> [Data items]:
********

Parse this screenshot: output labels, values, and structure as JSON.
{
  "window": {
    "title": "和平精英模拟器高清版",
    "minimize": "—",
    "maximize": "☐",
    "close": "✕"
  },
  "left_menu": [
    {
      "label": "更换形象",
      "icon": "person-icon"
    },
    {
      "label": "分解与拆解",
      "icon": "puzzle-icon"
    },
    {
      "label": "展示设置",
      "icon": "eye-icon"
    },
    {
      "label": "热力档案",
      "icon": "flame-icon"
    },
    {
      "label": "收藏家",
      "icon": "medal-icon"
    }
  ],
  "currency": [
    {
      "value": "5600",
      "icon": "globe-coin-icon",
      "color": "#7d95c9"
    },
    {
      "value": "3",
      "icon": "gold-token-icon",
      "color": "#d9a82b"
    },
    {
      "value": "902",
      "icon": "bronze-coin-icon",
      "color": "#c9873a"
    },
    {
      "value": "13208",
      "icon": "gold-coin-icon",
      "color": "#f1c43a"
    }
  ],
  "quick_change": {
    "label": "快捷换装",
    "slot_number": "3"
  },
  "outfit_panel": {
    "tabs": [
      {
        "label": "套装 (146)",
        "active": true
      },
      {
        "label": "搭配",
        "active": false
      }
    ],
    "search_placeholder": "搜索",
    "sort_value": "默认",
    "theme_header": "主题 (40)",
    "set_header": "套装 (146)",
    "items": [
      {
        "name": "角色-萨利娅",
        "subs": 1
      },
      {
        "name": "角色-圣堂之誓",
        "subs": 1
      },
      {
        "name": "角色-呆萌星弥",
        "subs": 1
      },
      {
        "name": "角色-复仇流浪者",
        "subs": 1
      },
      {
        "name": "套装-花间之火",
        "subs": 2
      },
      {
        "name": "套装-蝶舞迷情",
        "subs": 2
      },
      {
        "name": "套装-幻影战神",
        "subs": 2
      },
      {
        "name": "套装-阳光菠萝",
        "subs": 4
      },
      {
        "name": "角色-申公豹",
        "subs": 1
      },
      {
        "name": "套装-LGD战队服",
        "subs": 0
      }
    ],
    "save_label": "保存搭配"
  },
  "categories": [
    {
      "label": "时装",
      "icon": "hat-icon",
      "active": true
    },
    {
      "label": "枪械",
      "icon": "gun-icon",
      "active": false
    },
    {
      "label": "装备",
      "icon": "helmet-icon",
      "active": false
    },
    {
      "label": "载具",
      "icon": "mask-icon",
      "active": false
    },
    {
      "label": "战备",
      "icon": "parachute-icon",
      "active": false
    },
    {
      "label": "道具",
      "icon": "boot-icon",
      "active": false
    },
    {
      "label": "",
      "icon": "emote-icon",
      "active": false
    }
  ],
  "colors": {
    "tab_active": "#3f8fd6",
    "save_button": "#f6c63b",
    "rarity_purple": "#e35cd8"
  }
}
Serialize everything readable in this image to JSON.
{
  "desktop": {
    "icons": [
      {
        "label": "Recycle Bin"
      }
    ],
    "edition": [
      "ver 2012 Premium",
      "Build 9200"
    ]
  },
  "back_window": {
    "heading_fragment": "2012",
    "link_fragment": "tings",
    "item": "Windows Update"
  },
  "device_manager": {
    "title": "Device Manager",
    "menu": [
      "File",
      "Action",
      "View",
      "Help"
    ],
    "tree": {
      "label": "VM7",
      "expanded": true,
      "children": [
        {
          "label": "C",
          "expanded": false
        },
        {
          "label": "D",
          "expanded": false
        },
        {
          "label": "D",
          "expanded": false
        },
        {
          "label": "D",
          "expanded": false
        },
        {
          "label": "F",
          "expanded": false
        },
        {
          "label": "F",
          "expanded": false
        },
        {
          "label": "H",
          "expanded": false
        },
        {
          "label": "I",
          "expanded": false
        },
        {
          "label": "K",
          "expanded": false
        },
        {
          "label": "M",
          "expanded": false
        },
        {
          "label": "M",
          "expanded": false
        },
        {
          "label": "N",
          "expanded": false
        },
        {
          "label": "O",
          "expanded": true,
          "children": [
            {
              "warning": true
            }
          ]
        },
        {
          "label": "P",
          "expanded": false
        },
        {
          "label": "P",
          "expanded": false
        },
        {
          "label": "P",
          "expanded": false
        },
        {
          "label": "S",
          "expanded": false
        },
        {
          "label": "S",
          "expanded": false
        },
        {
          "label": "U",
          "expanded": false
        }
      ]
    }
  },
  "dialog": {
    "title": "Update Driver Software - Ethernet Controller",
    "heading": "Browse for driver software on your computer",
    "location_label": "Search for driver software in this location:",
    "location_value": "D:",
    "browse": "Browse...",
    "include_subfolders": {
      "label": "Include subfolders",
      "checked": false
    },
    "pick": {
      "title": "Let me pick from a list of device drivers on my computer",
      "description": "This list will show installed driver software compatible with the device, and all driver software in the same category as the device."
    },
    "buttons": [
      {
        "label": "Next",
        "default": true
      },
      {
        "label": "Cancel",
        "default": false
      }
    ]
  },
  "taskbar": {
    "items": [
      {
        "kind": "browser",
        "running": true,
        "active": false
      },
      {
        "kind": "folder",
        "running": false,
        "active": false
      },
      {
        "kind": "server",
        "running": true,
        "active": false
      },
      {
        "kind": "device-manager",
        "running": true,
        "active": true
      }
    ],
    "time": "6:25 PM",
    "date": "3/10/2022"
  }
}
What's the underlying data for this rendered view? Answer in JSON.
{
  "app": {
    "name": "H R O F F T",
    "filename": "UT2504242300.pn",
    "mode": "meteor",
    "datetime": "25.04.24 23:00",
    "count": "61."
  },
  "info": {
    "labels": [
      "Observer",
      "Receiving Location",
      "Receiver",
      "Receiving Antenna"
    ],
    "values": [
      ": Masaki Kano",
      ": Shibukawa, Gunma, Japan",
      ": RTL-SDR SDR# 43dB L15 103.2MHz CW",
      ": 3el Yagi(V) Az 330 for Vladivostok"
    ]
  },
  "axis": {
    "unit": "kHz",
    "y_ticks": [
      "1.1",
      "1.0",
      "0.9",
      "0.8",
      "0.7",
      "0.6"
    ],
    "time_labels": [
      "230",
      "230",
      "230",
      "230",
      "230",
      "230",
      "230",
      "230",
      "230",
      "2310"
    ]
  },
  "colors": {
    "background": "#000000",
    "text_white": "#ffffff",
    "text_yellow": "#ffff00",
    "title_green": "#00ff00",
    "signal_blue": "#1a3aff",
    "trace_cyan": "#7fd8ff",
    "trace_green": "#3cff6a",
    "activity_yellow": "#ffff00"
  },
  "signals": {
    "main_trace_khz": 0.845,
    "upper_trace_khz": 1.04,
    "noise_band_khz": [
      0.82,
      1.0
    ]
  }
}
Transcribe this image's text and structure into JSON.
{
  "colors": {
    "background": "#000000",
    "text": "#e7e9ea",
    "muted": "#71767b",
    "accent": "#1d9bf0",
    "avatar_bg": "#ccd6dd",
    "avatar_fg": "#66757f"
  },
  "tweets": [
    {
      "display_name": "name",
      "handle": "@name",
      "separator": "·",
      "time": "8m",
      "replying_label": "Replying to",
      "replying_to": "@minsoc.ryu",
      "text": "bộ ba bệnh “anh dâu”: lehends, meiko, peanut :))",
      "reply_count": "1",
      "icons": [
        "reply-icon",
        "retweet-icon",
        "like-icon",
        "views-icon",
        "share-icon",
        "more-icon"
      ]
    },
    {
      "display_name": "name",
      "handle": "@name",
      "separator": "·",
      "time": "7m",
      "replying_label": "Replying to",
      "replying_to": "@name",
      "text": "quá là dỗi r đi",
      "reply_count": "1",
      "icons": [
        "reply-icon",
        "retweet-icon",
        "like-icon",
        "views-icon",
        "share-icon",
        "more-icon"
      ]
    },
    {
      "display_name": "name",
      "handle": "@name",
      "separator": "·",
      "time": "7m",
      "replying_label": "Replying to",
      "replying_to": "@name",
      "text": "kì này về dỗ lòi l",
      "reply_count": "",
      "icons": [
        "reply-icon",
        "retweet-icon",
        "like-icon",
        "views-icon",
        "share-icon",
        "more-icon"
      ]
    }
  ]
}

********

> [Required task]:
Gather every line containing the word "image" and copy it.

> [Response to the exercise]:
Serialize everything readable in this image to JSON.
Transcribe this image's text and structure into JSON.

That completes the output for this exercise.